▽

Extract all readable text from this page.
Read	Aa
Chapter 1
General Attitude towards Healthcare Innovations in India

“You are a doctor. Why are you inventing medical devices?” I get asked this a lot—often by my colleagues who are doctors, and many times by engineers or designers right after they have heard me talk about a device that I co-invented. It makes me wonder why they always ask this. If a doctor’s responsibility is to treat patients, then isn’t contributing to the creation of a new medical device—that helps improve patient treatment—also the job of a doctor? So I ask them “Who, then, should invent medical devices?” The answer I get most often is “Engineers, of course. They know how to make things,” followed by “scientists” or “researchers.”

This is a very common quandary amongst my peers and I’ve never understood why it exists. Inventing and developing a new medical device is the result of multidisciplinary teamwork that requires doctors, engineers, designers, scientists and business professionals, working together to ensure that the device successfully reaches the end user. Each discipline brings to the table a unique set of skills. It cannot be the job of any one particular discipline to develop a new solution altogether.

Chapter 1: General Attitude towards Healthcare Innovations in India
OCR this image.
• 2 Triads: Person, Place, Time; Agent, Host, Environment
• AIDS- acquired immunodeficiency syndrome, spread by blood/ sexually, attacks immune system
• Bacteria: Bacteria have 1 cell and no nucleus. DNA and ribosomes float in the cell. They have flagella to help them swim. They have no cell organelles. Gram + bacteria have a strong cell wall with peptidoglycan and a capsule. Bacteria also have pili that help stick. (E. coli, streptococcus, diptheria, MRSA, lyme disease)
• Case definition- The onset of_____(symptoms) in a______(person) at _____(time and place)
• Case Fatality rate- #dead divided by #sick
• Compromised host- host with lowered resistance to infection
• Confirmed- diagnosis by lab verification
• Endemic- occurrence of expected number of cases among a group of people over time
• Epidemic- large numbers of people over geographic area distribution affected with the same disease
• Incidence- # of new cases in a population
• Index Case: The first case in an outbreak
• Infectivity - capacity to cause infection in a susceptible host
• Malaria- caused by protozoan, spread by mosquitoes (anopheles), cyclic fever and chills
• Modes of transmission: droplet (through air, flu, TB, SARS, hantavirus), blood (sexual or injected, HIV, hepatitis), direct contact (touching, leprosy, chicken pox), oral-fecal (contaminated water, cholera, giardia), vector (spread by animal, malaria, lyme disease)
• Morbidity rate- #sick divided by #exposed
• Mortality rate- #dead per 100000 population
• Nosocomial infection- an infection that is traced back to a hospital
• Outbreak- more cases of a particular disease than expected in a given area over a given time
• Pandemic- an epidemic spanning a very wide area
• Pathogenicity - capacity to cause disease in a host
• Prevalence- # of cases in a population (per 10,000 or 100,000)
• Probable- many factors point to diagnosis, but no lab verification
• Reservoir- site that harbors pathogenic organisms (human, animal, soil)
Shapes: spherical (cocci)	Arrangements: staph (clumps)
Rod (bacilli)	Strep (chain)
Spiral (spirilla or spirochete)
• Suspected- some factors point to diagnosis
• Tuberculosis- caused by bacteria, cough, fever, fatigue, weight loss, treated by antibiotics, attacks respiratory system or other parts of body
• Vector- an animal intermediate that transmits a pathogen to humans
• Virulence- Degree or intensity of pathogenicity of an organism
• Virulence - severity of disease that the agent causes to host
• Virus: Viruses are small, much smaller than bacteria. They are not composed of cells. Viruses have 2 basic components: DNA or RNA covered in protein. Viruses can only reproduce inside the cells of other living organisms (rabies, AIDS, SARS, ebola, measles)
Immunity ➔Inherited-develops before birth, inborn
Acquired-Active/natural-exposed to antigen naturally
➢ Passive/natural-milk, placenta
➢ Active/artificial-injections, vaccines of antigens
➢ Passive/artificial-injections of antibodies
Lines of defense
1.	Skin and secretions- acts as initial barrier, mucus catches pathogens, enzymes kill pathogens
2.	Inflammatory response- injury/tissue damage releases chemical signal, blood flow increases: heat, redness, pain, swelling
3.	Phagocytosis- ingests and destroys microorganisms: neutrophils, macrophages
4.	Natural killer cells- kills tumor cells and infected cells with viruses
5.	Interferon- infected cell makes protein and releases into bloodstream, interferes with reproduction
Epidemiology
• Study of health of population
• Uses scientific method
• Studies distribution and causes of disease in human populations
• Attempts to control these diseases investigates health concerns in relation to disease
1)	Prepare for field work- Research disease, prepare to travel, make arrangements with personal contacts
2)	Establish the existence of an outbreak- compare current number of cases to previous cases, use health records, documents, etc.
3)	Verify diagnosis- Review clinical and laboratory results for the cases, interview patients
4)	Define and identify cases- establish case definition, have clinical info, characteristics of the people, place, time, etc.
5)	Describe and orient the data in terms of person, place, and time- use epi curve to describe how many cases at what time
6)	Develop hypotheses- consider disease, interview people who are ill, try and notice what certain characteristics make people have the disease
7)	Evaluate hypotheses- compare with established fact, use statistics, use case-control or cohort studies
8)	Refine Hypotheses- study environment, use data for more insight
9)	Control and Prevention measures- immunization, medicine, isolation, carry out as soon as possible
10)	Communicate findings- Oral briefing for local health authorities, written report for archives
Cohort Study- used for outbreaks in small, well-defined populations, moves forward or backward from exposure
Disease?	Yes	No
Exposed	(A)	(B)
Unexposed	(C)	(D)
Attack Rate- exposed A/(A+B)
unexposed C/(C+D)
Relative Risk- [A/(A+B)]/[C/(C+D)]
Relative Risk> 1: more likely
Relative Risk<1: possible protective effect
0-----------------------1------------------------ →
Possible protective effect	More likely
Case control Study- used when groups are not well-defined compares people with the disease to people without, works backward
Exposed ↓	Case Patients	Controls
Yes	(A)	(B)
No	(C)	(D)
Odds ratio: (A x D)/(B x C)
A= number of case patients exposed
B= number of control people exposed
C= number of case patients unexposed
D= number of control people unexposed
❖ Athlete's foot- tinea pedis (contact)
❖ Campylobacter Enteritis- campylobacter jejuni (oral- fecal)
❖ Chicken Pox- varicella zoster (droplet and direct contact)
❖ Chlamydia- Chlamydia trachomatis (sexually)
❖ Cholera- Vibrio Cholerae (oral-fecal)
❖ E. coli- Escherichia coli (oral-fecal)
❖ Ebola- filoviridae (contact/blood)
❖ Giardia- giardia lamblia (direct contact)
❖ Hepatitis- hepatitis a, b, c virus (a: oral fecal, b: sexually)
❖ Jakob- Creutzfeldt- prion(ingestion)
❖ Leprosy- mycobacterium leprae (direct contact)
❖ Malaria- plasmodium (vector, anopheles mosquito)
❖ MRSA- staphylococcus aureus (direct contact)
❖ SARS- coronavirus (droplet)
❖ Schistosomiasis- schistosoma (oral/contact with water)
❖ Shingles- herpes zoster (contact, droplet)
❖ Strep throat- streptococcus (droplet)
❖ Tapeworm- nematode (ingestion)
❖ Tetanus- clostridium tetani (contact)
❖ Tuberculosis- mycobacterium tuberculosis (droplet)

△
▽

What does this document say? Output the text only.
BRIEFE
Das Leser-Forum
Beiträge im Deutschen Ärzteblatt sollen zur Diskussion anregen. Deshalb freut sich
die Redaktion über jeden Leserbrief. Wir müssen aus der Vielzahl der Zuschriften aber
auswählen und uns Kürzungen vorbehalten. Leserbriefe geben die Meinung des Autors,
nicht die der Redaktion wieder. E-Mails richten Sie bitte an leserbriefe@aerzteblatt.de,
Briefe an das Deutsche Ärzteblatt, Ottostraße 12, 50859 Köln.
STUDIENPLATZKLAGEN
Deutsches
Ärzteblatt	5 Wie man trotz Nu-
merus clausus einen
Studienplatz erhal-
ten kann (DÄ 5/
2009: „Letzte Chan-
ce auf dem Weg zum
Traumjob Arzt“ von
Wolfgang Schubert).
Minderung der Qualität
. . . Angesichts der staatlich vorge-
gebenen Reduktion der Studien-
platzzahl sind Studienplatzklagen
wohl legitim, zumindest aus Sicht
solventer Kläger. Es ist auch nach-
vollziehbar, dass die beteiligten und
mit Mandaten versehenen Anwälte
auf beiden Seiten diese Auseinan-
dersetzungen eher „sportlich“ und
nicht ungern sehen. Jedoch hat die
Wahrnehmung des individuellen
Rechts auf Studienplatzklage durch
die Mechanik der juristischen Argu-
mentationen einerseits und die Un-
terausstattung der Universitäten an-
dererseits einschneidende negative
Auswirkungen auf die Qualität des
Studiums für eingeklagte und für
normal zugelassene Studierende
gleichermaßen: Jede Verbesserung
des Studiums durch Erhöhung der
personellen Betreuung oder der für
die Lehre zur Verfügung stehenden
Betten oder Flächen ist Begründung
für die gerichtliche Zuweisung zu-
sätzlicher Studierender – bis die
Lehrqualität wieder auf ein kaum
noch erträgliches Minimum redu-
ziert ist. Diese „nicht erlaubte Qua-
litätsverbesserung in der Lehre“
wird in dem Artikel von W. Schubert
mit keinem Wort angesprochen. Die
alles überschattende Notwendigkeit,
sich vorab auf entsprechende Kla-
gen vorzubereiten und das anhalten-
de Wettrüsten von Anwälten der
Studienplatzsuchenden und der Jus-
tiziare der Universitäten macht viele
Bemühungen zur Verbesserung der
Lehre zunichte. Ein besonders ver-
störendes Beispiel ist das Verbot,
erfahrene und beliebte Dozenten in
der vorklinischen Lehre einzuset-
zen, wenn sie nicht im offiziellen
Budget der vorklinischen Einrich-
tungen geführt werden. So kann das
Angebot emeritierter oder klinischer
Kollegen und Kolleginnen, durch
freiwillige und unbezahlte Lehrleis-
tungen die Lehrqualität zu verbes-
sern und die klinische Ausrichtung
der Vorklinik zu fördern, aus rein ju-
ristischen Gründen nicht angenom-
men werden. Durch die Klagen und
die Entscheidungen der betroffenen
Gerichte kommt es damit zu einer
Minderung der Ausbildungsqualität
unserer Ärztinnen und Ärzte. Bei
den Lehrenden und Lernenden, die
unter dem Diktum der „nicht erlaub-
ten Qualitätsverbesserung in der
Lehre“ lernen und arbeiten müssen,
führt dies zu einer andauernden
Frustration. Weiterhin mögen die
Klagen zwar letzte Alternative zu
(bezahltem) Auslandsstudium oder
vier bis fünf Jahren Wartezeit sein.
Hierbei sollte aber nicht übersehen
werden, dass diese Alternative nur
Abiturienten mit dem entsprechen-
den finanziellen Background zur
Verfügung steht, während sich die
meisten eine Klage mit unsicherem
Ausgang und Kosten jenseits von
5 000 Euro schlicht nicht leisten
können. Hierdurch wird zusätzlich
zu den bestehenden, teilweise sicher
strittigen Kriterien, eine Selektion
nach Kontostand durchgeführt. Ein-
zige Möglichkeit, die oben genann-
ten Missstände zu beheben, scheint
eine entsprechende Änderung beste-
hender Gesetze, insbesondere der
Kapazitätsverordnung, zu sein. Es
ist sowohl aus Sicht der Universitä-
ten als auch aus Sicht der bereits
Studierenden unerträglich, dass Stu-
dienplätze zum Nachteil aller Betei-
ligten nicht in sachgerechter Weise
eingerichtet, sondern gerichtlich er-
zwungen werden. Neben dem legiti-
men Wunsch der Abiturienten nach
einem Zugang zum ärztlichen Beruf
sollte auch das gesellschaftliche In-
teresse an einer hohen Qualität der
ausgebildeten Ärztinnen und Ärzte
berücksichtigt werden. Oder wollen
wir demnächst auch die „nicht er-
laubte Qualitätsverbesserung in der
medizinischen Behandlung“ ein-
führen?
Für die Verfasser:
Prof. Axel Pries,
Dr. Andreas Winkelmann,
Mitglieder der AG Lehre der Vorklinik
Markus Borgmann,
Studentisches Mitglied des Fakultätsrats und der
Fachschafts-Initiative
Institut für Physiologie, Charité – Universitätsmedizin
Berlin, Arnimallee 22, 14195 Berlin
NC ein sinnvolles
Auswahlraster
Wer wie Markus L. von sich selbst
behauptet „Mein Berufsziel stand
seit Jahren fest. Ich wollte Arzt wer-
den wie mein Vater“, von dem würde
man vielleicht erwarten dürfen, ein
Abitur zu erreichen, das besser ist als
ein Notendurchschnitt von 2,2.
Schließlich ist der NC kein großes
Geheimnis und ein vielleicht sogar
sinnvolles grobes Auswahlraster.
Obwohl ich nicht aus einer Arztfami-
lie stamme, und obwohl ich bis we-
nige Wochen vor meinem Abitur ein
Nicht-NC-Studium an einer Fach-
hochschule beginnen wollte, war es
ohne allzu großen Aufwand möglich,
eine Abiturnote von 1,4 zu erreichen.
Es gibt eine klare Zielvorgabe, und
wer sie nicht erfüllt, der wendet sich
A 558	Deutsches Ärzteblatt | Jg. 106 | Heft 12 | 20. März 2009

△

■ **About this task**
Check every line above for the string "verification" and state how many have it, with no other words.

■ **The completed task**
2